▸ **EXERCISE DIRECTIONS**:
Copy out every line exactly as given.

## START

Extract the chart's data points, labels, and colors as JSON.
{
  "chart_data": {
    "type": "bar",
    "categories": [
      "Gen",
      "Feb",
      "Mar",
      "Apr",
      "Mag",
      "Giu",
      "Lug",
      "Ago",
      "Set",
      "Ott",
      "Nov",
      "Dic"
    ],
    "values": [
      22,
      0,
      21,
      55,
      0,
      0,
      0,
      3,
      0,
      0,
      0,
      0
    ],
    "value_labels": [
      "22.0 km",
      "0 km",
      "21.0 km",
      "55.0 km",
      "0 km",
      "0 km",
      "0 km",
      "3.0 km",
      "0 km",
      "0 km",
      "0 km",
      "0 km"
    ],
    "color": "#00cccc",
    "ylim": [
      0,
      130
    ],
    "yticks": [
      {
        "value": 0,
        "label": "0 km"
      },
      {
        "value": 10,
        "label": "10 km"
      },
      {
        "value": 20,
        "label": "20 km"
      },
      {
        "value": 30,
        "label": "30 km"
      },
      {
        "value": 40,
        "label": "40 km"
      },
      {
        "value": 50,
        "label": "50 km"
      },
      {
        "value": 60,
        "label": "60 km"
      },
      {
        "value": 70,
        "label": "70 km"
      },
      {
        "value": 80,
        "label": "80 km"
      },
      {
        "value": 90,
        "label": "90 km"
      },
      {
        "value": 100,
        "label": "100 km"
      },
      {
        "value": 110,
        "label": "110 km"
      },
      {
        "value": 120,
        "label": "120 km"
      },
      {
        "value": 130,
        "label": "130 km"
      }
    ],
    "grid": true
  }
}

## END

▸ **OUTPUT BELOW**:
Extract the chart's data points, labels, and colors as JSON.
{
  "chart_data": {
    "type": "bar",
    "categories": [
      "Gen",
      "Feb",
      "Mar",
      "Apr",
      "Mag",
      "Giu",
      "Lug",
      "Ago",
      "Set",
      "Ott",
      "Nov",
      "Dic"
    ],
    "values": [
      22,
      0,
      21,
      55,
      0,
      0,
      0,
      3,
      0,
      0,
      0,
      0
    ],
    "value_labels": [
      "22.0 km",
      "0 km",
      "21.0 km",
      "55.0 km",
      "0 km",
      "0 km",
      "0 km",
      "3.0 km",
      "0 km",
      "0 km",
      "0 km",
      "0 km"
    ],
    "color": "#00cccc",
    "ylim": [
      0,
      130
    ],
    "yticks": [
      {
        "value": 0,
        "label": "0 km"
      },
      {
        "value": 10,
        "label": "10 km"
      },
      {
        "value": 20,
        "label": "20 km"
      },
      {
        "value": 30,
        "label": "30 km"
      },
      {
        "value": 40,
        "label": "40 km"
      },
      {
        "value": 50,
        "label": "50 km"
      },
      {
        "value": 60,
        "label": "60 km"
      },
      {
        "value": 70,
        "label": "70 km"
      },
      {
        "value": 80,
        "label": "80 km"
      },
      {
        "value": 90,
        "label": "90 km"
      },
      {
        "value": 100,
        "label": "100 km"
      },
      {
        "value": 110,
        "label": "110 km"
      },
      {
        "value": 120,
        "label": "120 km"
      },
      {
        "value": 130,
        "label": "130 km"
      }
    ],
    "grid": true
  }
}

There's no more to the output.